__Challenge__.
Type out the complete listing below word for word, without its pictures.

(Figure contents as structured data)
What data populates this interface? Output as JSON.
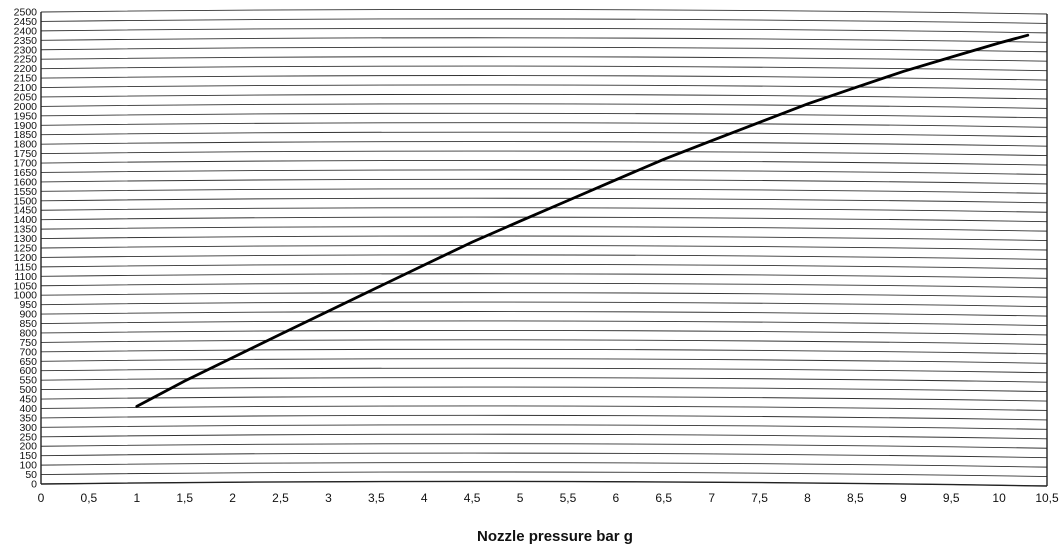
{
  "chart_data": {
    "type": "line",
    "title": "",
    "xlabel": "Nozzle pressure bar g",
    "ylabel": "",
    "xlim": [
      0,
      10.5
    ],
    "ylim": [
      0,
      2500
    ],
    "x_ticks": [
      "0",
      "0,5",
      "1",
      "1,5",
      "2",
      "2,5",
      "3",
      "3,5",
      "4",
      "4,5",
      "5",
      "5,5",
      "6",
      "6,5",
      "7",
      "7,5",
      "8",
      "8,5",
      "9",
      "9,5",
      "10",
      "10,5"
    ],
    "y_ticks": [
      "0",
      "50",
      "100",
      "150",
      "200",
      "250",
      "300",
      "350",
      "400",
      "450",
      "500",
      "550",
      "600",
      "650",
      "700",
      "750",
      "800",
      "850",
      "900",
      "950",
      "1000",
      "1050",
      "1100",
      "1150",
      "1200",
      "1250",
      "1300",
      "1350",
      "1400",
      "1450",
      "1500",
      "1550",
      "1600",
      "1650",
      "1700",
      "1750",
      "1800",
      "1850",
      "1900",
      "1950",
      "2000",
      "2050",
      "2100",
      "2150",
      "2200",
      "2250",
      "2300",
      "2350",
      "2400",
      "2450",
      "2500"
    ],
    "grid": true,
    "series": [
      {
        "x": [
          1.0,
          1.5,
          2.0,
          2.5,
          3.0,
          3.5,
          4.0,
          4.5,
          5.0,
          5.5,
          6.0,
          6.5,
          7.0,
          7.5,
          8.0,
          8.5,
          9.0,
          9.5,
          10.0,
          10.3
        ],
        "y": [
          400,
          530,
          650,
          770,
          890,
          1010,
          1130,
          1250,
          1360,
          1470,
          1580,
          1690,
          1790,
          1890,
          1990,
          2080,
          2170,
          2250,
          2330,
          2375
        ]
      }
    ]
  }
}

__Written response__.
What data populates this interface? Output as JSON.
{
  "chart_data": {
    "type": "line",
    "title": "",
    "xlabel": "Nozzle pressure bar g",
    "ylabel": "",
    "xlim": [
      0,
      10.5
    ],
    "ylim": [
      0,
      2500
    ],
    "x_ticks": [
      "0",
      "0,5",
      "1",
      "1,5",
      "2",
      "2,5",
      "3",
      "3,5",
      "4",
      "4,5",
      "5",
      "5,5",
      "6",
      "6,5",
      "7",
      "7,5",
      "8",
      "8,5",
      "9",
      "9,5",
      "10",
      "10,5"
    ],
    "y_ticks": [
      "0",
      "50",
      "100",
      "150",
      "200",
      "250",
      "300",
      "350",
      "400",
      "450",
      "500",
      "550",
      "600",
      "650",
      "700",
      "750",
      "800",
      "850",
      "900",
      "950",
      "1000",
      "1050",
      "1100",
      "1150",
      "1200",
      "1250",
      "1300",
      "1350",
      "1400",
      "1450",
      "1500",
      "1550",
      "1600",
      "1650",
      "1700",
      "1750",
      "1800",
      "1850",
      "1900",
      "1950",
      "2000",
      "2050",
      "2100",
      "2150",
      "2200",
      "2250",
      "2300",
      "2350",
      "2400",
      "2450",
      "2500"
    ],
    "grid": true,
    "series": [
      {
        "x": [
          1.0,
          1.5,
          2.0,
          2.5,
          3.0,
          3.5,
          4.0,
          4.5,
          5.0,
          5.5,
          6.0,
          6.5,
          7.0,
          7.5,
          8.0,
          8.5,
          9.0,
          9.5,
          10.0,
          10.3
        ],
        "y": [
          400,
          530,
          650,
          770,
          890,
          1010,
          1130,
          1250,
          1360,
          1470,
          1580,
          1690,
          1790,
          1890,
          1990,
          2080,
          2170,
          2250,
          2330,
          2375
        ]
      }
    ]
  }
}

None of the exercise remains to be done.